Recast as a numbered list every line of the first block of records, from the line containing "list-item: парковке); [213,557,224,595]" down to the line containing "header-cell: Группа, к", both included, and omit any blank lines.

>>>>

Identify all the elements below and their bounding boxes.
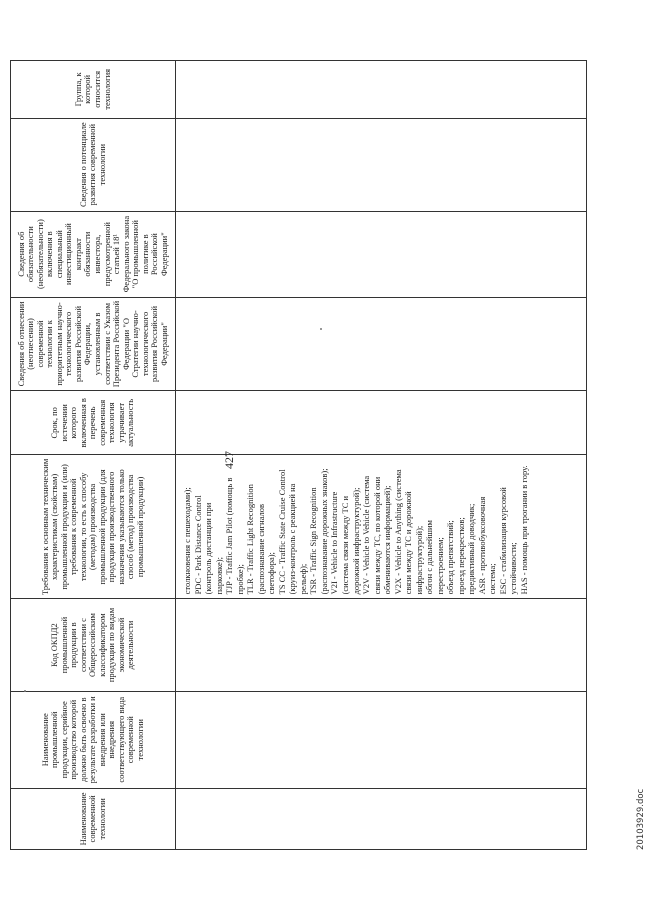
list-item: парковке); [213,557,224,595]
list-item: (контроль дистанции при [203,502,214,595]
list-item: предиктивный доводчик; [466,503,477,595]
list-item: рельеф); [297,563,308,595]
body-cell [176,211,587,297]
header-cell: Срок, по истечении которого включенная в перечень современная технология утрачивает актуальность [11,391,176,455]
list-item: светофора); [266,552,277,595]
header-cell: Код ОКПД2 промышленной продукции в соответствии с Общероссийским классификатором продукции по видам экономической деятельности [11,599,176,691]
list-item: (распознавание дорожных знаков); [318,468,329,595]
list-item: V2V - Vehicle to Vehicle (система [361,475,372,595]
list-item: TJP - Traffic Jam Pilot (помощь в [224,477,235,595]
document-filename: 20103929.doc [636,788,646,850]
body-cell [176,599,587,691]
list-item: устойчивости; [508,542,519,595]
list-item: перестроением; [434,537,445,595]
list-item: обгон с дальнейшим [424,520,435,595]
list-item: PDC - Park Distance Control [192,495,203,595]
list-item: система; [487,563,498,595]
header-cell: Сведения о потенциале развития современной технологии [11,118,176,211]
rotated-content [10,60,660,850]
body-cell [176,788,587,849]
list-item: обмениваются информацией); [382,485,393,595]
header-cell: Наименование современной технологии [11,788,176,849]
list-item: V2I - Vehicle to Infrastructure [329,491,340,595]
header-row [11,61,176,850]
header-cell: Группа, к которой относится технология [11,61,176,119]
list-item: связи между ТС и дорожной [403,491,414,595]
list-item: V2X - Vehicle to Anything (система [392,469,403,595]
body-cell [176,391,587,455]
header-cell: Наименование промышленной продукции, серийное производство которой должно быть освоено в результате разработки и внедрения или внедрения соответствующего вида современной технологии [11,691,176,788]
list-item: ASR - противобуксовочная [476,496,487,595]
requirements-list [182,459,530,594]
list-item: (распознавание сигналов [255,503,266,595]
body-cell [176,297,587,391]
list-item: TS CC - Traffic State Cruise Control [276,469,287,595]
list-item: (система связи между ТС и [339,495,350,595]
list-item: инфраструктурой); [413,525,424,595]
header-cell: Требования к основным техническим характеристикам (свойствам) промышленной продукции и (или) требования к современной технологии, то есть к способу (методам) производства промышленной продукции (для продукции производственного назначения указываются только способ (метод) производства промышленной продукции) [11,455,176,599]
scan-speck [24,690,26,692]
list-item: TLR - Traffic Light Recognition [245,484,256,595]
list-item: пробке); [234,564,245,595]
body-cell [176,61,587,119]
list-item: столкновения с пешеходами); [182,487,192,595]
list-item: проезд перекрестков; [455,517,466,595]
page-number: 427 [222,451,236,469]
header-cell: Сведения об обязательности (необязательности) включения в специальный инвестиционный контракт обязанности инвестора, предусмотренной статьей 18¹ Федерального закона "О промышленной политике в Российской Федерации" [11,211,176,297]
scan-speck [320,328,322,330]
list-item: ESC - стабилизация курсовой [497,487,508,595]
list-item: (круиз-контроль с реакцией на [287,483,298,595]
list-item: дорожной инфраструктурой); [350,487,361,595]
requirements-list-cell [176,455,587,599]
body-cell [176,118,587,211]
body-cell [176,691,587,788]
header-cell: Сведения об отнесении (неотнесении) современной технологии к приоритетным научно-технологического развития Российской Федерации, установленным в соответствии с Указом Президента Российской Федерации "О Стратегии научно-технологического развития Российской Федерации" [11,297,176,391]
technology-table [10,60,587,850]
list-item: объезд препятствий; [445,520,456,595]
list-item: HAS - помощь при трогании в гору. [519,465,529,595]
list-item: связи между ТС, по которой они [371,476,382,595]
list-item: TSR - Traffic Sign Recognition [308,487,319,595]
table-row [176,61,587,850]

<<<<
>>>>

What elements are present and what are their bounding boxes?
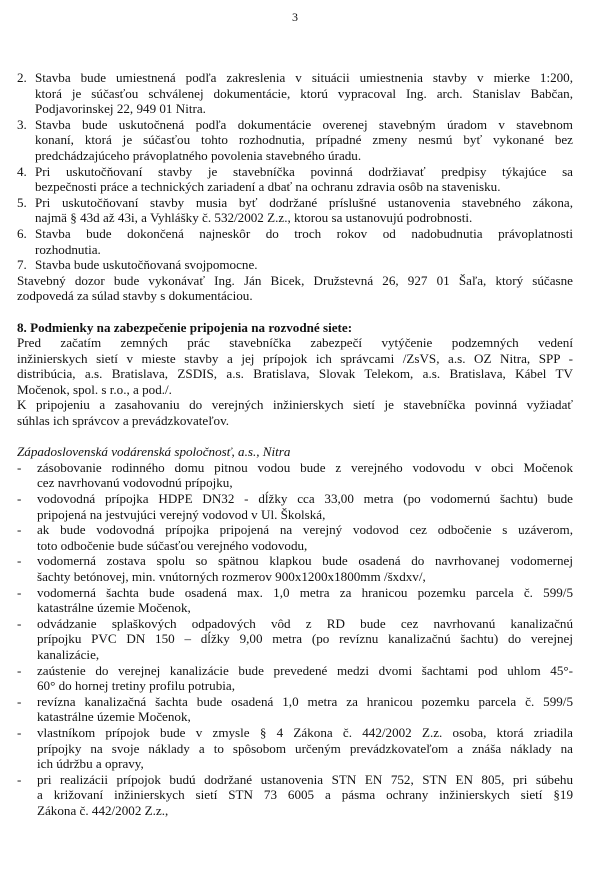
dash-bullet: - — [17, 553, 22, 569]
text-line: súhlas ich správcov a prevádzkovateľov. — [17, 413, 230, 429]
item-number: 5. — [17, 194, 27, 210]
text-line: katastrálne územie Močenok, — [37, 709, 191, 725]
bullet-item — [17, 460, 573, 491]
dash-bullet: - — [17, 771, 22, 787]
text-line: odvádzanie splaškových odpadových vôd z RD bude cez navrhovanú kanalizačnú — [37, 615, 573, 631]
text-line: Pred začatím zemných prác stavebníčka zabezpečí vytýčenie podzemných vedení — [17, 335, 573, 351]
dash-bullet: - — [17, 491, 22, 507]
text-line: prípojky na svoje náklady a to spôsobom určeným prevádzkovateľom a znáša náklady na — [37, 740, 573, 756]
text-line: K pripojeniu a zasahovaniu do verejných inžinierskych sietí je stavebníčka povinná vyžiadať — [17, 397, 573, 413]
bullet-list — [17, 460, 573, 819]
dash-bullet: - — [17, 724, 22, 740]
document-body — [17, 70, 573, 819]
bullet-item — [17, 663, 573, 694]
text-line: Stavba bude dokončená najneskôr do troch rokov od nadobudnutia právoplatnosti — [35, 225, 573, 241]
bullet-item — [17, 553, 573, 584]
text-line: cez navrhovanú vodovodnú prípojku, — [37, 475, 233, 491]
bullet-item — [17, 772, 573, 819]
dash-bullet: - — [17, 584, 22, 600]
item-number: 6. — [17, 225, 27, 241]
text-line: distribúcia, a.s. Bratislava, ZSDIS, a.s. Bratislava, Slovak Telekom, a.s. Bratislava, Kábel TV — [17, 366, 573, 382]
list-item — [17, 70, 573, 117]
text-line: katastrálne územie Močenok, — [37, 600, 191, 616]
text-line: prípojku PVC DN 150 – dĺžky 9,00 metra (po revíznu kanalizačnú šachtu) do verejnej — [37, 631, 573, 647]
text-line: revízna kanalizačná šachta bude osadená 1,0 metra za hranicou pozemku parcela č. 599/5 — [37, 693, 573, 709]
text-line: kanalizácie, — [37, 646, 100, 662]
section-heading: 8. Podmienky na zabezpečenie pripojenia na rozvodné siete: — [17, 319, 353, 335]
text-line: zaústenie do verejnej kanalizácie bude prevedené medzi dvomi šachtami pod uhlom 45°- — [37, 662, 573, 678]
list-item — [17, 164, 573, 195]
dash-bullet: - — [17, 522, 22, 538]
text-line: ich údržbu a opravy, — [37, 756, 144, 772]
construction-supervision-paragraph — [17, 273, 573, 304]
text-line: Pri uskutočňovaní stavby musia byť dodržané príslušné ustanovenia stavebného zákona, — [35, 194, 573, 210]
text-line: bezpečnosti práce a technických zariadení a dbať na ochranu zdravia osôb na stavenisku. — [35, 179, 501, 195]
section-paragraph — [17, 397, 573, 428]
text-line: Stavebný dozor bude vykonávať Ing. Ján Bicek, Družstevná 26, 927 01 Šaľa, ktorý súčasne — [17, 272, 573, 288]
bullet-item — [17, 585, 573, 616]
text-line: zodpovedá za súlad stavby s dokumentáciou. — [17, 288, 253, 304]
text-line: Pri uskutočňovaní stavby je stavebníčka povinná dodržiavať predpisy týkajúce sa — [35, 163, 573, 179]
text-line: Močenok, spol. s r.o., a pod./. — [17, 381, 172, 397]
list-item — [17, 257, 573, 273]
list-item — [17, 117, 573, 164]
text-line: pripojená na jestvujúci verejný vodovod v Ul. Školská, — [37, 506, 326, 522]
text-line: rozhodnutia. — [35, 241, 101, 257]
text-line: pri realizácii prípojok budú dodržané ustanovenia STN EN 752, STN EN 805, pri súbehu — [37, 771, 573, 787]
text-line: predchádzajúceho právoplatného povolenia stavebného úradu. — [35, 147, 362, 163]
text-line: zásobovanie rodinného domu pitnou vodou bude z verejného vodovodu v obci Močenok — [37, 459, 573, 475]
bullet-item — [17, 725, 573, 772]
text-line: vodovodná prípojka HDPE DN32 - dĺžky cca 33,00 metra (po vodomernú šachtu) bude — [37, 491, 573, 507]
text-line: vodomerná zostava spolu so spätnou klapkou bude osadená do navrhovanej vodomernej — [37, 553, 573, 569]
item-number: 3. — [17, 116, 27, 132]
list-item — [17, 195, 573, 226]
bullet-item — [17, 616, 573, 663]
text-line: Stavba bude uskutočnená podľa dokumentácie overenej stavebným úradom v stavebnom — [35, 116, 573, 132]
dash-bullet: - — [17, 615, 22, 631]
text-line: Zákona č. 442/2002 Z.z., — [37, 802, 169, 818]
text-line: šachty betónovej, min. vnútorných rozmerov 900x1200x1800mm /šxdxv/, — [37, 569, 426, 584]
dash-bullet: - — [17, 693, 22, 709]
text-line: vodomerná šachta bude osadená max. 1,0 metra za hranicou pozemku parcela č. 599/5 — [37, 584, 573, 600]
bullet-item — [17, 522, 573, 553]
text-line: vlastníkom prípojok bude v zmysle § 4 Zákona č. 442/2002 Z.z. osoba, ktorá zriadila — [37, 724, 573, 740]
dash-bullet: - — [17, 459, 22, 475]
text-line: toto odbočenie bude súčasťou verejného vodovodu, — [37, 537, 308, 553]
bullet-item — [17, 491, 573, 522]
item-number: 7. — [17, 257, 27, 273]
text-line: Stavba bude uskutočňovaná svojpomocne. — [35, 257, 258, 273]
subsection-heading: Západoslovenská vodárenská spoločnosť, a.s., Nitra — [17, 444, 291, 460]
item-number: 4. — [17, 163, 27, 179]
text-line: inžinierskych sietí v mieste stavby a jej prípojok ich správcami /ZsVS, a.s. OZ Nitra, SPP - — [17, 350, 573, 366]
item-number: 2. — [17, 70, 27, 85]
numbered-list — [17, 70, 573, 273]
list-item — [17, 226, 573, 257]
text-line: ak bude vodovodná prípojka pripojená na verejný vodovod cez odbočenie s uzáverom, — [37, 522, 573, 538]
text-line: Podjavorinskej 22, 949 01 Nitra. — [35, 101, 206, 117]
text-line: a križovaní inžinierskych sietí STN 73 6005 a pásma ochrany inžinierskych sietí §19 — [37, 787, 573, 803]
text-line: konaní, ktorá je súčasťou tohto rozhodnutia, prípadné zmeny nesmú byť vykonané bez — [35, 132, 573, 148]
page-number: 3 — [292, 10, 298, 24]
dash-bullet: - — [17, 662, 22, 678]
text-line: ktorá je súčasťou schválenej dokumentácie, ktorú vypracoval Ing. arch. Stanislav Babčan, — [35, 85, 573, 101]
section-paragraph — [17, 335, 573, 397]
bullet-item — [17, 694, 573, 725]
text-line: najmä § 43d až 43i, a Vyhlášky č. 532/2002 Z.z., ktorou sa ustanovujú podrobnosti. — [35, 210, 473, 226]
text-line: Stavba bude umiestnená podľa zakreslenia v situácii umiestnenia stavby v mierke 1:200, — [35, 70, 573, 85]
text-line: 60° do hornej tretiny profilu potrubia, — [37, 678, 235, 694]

<<<<
>>>>

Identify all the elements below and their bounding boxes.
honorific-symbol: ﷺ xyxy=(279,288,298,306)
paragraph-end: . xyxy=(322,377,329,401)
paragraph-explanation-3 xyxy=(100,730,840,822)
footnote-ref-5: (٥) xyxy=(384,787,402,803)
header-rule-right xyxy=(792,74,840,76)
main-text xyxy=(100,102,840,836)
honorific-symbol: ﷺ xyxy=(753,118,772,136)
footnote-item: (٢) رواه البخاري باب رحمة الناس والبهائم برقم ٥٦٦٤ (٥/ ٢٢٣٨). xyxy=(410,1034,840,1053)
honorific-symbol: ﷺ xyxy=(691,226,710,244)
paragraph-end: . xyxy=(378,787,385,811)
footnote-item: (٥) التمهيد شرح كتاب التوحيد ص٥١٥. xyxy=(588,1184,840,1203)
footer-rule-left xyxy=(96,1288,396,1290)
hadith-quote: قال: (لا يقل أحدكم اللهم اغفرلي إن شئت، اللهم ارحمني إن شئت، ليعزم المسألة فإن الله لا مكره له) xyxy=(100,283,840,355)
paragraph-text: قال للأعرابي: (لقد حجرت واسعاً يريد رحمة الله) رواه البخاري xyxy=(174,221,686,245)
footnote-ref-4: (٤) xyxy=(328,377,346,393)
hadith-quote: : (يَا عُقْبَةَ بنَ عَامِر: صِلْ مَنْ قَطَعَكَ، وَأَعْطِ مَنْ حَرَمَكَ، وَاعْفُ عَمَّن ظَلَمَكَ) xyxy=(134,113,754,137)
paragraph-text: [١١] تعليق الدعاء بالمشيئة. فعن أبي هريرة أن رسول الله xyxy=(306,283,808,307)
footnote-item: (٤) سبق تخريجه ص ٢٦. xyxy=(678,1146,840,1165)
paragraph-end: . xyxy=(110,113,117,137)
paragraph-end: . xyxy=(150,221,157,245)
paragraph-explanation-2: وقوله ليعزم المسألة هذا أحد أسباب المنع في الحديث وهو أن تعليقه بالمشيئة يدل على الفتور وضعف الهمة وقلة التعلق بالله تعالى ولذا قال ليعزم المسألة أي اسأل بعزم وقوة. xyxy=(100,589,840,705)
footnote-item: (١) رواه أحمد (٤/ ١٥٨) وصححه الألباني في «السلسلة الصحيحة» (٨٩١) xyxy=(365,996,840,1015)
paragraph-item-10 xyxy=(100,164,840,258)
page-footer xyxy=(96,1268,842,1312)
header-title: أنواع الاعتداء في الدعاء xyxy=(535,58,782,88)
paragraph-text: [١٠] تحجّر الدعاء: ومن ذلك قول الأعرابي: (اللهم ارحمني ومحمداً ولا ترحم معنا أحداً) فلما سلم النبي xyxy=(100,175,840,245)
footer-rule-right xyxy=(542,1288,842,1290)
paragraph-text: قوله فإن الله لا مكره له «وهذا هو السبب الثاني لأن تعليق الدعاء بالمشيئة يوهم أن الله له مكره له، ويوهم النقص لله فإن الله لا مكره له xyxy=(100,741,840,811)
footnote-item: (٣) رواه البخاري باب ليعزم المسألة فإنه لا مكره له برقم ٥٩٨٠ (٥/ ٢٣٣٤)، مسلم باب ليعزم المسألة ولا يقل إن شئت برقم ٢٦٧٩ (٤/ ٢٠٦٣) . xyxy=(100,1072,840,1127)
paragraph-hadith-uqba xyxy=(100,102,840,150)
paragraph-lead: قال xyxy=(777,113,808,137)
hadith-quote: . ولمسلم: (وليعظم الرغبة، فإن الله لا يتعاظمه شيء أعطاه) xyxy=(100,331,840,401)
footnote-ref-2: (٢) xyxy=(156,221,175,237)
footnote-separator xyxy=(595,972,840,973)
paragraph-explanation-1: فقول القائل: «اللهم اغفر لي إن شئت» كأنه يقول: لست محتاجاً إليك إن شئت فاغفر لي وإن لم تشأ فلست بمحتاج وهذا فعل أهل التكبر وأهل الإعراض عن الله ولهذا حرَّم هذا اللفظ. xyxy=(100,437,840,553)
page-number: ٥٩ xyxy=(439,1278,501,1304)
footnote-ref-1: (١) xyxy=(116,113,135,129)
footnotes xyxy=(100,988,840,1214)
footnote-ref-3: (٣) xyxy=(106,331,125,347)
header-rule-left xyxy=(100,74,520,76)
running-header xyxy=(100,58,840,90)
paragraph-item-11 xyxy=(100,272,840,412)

<<<<

--- Output below ---
1. list-item: парковке); [213,557,224,595]
2. list-item: (контроль дистанции при [203,502,214,595]
3. list-item: предиктивный доводчик; [466,503,477,595]
4. list-item: рельеф); [297,563,308,595]
5. body-cell [176,211,587,297]
6. header-cell: Срок, по истечении которого включенная в перечень современная технология утрачивает актуальность [11,391,176,455]
7. list-item: светофора); [266,552,277,595]
8. header-cell: Код ОКПД2 промышленной продукции в соответствии с Общероссийским классификатором продукции по видам экономической деятельности [11,599,176,691]
9. list-item: (распознавание дорожных знаков); [318,468,329,595]
10. list-item: V2V - Vehicle to Vehicle (система [361,475,372,595]
11. list-item: TJP - Traffic Jam Pilot (помощь в [224,477,235,595]
12. document-filename: 20103929.doc [636,788,646,850]
13. body-cell [176,599,587,691]
14. list-item: устойчивости; [508,542,519,595]
15. list-item: перестроением; [434,537,445,595]
16. list-item: обгон с дальнейшим [424,520,435,595]
17. list-item: PDC - Park Distance Control [192,495,203,595]
18. list-item: система; [487,563,498,595]
19. header-cell: Сведения о потенциале развития современной технологии [11,118,176,211]
20. rotated-content [10,60,660,850]
21. body-cell [176,788,587,849]
22. list-item: обмениваются информацией); [382,485,393,595]
23. header-cell: Наименование современной технологии [11,788,176,849]
24. list-item: V2I - Vehicle to Infrastructure [329,491,340,595]
25. header-row [11,61,176,850]
26. header-cell: Группа, к которой относится технология [11,61,176,119]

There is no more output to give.